__THE TASK__.
Could you write out the records below exactly as they appear, leaving out any pictures?

__INFORMATION SUPPLIED__.

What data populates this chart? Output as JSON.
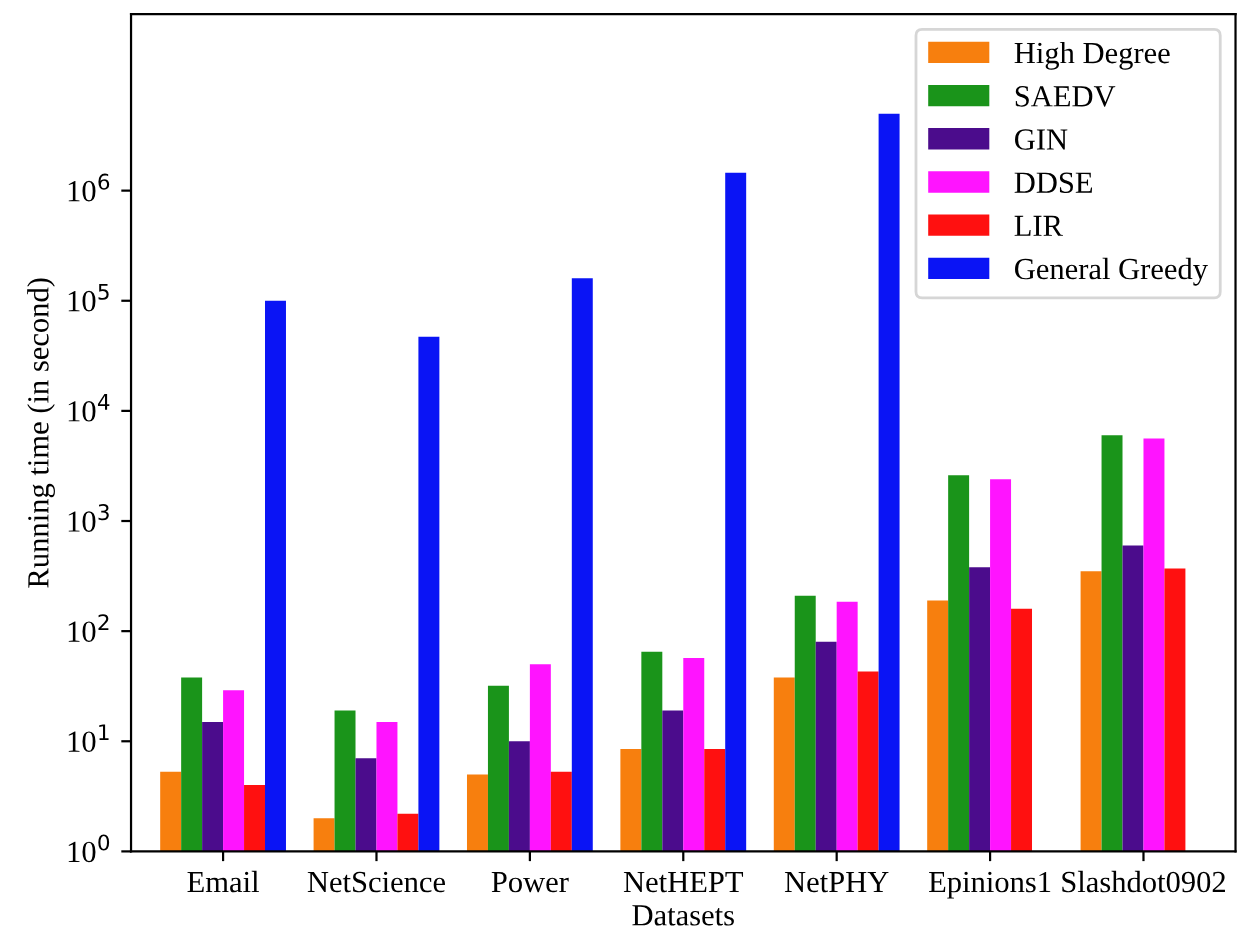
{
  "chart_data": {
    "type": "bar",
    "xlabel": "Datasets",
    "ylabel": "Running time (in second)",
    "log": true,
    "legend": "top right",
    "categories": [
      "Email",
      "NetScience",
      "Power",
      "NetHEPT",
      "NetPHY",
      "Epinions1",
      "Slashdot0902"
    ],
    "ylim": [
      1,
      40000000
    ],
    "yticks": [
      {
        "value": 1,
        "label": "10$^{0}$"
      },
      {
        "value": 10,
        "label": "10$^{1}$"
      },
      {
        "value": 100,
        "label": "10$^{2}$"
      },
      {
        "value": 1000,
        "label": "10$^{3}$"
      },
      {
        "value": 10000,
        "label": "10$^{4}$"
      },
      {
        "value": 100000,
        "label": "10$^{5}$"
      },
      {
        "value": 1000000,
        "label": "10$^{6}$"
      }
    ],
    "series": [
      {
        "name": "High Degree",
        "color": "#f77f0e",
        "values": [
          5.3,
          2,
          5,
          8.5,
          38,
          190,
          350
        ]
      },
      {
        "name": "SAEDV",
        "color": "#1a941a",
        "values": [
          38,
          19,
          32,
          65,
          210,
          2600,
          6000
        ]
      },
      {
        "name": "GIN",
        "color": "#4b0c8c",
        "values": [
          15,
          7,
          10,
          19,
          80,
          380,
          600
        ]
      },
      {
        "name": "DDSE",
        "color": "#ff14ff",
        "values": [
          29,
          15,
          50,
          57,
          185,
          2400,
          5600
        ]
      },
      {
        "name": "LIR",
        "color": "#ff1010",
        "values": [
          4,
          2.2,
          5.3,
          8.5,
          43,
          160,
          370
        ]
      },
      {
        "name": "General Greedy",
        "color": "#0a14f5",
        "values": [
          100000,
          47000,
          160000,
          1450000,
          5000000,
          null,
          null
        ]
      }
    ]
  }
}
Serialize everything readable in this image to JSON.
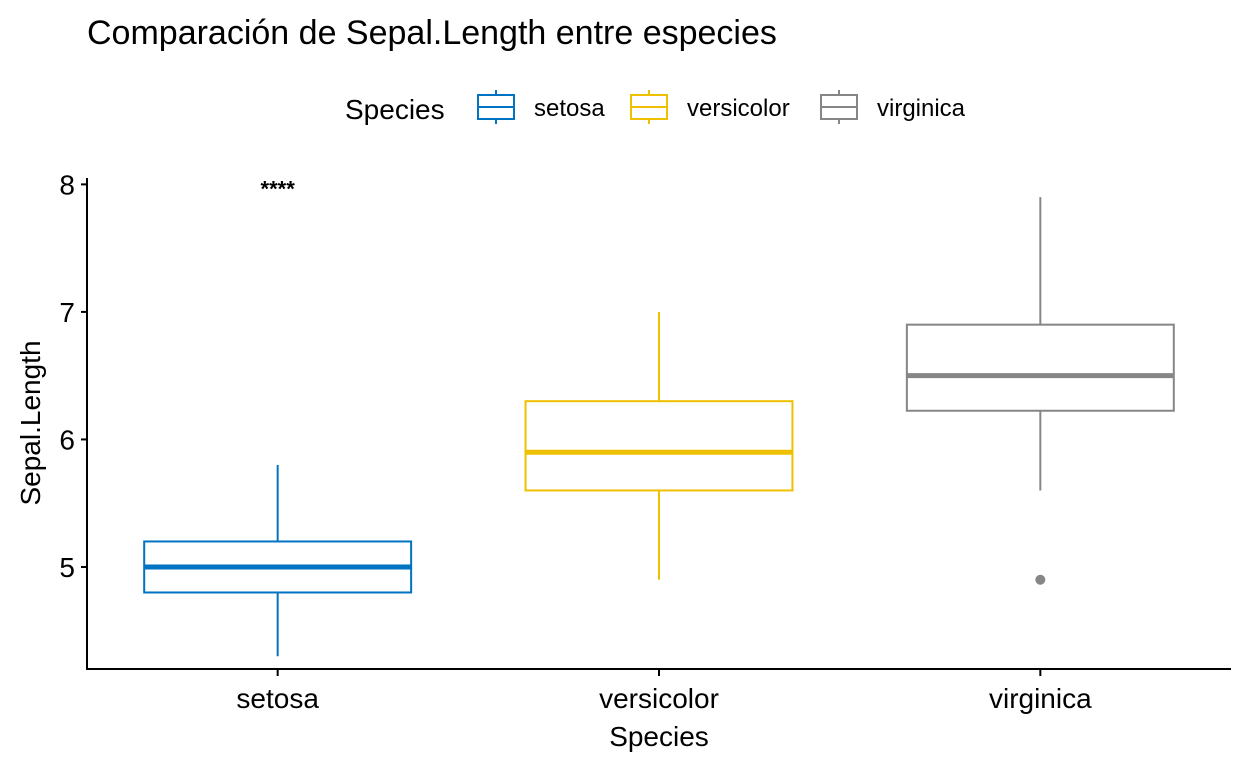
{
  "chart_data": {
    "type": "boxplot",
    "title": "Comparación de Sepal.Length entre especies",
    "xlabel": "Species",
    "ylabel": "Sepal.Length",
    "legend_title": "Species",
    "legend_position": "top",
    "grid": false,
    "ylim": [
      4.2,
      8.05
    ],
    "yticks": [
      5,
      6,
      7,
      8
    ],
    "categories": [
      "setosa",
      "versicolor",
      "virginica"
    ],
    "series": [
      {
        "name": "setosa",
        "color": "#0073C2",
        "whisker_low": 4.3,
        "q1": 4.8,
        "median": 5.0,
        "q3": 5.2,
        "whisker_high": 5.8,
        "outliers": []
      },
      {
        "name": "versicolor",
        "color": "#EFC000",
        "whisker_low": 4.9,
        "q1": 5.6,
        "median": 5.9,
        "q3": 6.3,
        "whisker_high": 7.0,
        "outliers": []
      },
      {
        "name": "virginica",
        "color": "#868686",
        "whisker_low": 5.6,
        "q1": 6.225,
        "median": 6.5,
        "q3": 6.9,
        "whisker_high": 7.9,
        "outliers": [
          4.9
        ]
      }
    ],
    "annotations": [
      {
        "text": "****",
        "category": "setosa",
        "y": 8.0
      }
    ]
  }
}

__COMPLETED EXERCISE__.
What data populates this chart? Output as JSON.
{
  "chart_data": {
    "type": "bar",
    "xlabel": "Datasets",
    "ylabel": "Running time (in second)",
    "log": true,
    "legend": "top right",
    "categories": [
      "Email",
      "NetScience",
      "Power",
      "NetHEPT",
      "NetPHY",
      "Epinions1",
      "Slashdot0902"
    ],
    "ylim": [
      1,
      40000000
    ],
    "yticks": [
      {
        "value": 1,
        "label": "10$^{0}$"
      },
      {
        "value": 10,
        "label": "10$^{1}$"
      },
      {
        "value": 100,
        "label": "10$^{2}$"
      },
      {
        "value": 1000,
        "label": "10$^{3}$"
      },
      {
        "value": 10000,
        "label": "10$^{4}$"
      },
      {
        "value": 100000,
        "label": "10$^{5}$"
      },
      {
        "value": 1000000,
        "label": "10$^{6}$"
      }
    ],
    "series": [
      {
        "name": "High Degree",
        "color": "#f77f0e",
        "values": [
          5.3,
          2,
          5,
          8.5,
          38,
          190,
          350
        ]
      },
      {
        "name": "SAEDV",
        "color": "#1a941a",
        "values": [
          38,
          19,
          32,
          65,
          210,
          2600,
          6000
        ]
      },
      {
        "name": "GIN",
        "color": "#4b0c8c",
        "values": [
          15,
          7,
          10,
          19,
          80,
          380,
          600
        ]
      },
      {
        "name": "DDSE",
        "color": "#ff14ff",
        "values": [
          29,
          15,
          50,
          57,
          185,
          2400,
          5600
        ]
      },
      {
        "name": "LIR",
        "color": "#ff1010",
        "values": [
          4,
          2.2,
          5.3,
          8.5,
          43,
          160,
          370
        ]
      },
      {
        "name": "General Greedy",
        "color": "#0a14f5",
        "values": [
          100000,
          47000,
          160000,
          1450000,
          5000000,
          null,
          null
        ]
      }
    ]
  }
}
Serialize everything readable in this image to JSON.
{
  "chart_data": {
    "type": "boxplot",
    "title": "Comparación de Sepal.Length entre especies",
    "xlabel": "Species",
    "ylabel": "Sepal.Length",
    "legend_title": "Species",
    "legend_position": "top",
    "grid": false,
    "ylim": [
      4.2,
      8.05
    ],
    "yticks": [
      5,
      6,
      7,
      8
    ],
    "categories": [
      "setosa",
      "versicolor",
      "virginica"
    ],
    "series": [
      {
        "name": "setosa",
        "color": "#0073C2",
        "whisker_low": 4.3,
        "q1": 4.8,
        "median": 5.0,
        "q3": 5.2,
        "whisker_high": 5.8,
        "outliers": []
      },
      {
        "name": "versicolor",
        "color": "#EFC000",
        "whisker_low": 4.9,
        "q1": 5.6,
        "median": 5.9,
        "q3": 6.3,
        "whisker_high": 7.0,
        "outliers": []
      },
      {
        "name": "virginica",
        "color": "#868686",
        "whisker_low": 5.6,
        "q1": 6.225,
        "median": 6.5,
        "q3": 6.9,
        "whisker_high": 7.9,
        "outliers": [
          4.9
        ]
      }
    ],
    "annotations": [
      {
        "text": "****",
        "category": "setosa",
        "y": 8.0
      }
    ]
  }
}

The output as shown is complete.